■ **Short exercise**
Show every line below where "high" can be found.

-- Begin Entries shown --

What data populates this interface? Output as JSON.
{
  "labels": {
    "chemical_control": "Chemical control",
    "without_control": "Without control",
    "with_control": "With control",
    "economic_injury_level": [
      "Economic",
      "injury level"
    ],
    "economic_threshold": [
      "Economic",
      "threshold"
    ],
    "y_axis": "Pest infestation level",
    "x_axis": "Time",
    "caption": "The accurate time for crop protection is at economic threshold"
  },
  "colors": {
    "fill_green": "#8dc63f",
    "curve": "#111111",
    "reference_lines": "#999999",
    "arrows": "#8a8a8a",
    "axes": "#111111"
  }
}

-- End Entries shown --
-- Begin Entries shown --

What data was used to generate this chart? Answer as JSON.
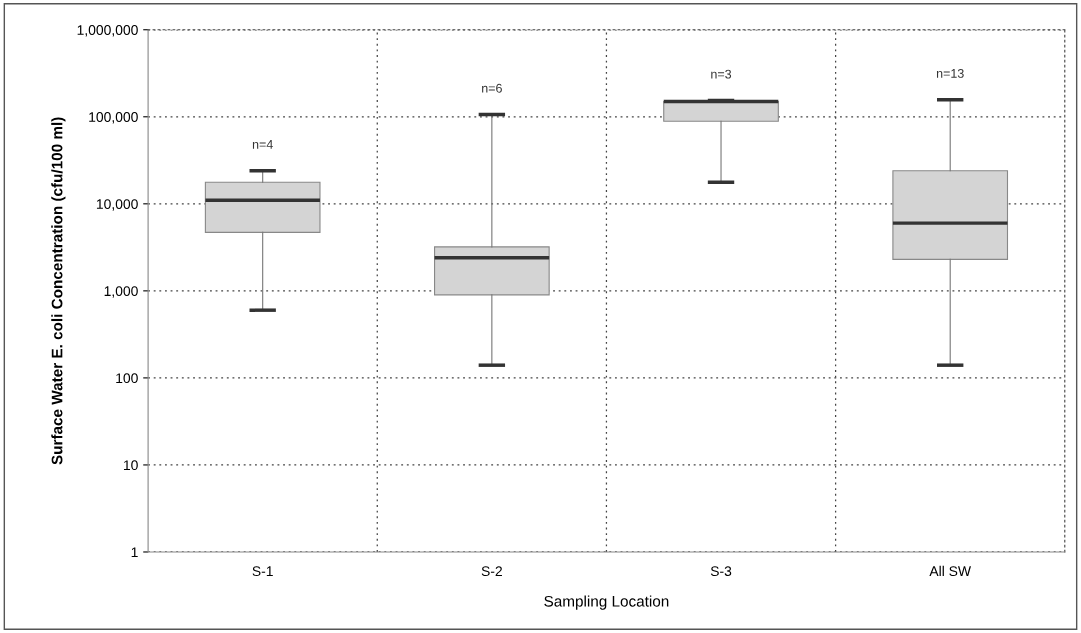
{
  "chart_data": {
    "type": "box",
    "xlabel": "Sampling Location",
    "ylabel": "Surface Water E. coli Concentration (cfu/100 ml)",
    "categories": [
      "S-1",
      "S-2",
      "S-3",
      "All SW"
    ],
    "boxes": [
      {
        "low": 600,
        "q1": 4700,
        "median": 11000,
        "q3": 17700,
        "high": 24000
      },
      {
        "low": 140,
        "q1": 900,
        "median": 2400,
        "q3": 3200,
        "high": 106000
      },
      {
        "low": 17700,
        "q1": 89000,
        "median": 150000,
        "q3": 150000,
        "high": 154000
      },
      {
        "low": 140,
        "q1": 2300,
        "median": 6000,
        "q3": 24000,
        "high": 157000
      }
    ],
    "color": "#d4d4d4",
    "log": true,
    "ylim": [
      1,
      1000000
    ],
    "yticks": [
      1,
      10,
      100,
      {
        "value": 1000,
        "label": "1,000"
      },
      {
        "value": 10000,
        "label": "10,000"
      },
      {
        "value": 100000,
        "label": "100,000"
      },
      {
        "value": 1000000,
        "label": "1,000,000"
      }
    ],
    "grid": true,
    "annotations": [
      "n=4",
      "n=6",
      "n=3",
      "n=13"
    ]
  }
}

-- End Entries shown --

■ **Written response**
        "high": 24000
        "high": 106000
        "high": 154000
        "high": 157000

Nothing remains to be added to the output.